What the task asks: Go through the entries below and print each one exactly, leaving out pictures.

Records to process:

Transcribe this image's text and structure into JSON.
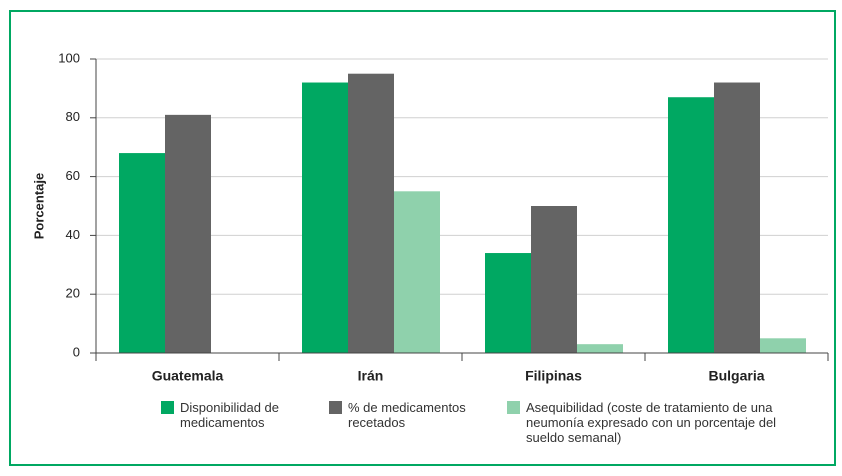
{
  "chart_data": {
    "type": "bar",
    "ylabel": "Porcentaje",
    "categories": [
      "Guatemala",
      "Irán",
      "Filipinas",
      "Bulgaria"
    ],
    "series": [
      {
        "name": "Disponibilidad de medicamentos",
        "color": "#00a862",
        "values": [
          68,
          92,
          34,
          87
        ]
      },
      {
        "name": "% de medicamentos recetados",
        "color": "#646464",
        "values": [
          81,
          95,
          50,
          92
        ]
      },
      {
        "name": "Asequibilidad (coste de tratamiento de una neumonía expresado con un porcentaje del sueldo semanal)",
        "color": "#8fd1ac",
        "values": [
          null,
          55,
          3,
          5
        ]
      }
    ],
    "ylim": [
      0,
      100
    ],
    "yticks": [
      0,
      20,
      40,
      60,
      80,
      100
    ],
    "grid": true
  }
}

Task answer:
Transcribe this image's text and structure into JSON.
{
  "chart_data": {
    "type": "bar",
    "ylabel": "Porcentaje",
    "categories": [
      "Guatemala",
      "Irán",
      "Filipinas",
      "Bulgaria"
    ],
    "series": [
      {
        "name": "Disponibilidad de medicamentos",
        "color": "#00a862",
        "values": [
          68,
          92,
          34,
          87
        ]
      },
      {
        "name": "% de medicamentos recetados",
        "color": "#646464",
        "values": [
          81,
          95,
          50,
          92
        ]
      },
      {
        "name": "Asequibilidad (coste de tratamiento de una neumonía expresado con un porcentaje del sueldo semanal)",
        "color": "#8fd1ac",
        "values": [
          null,
          55,
          3,
          5
        ]
      }
    ],
    "ylim": [
      0,
      100
    ],
    "yticks": [
      0,
      20,
      40,
      60,
      80,
      100
    ],
    "grid": true
  }
}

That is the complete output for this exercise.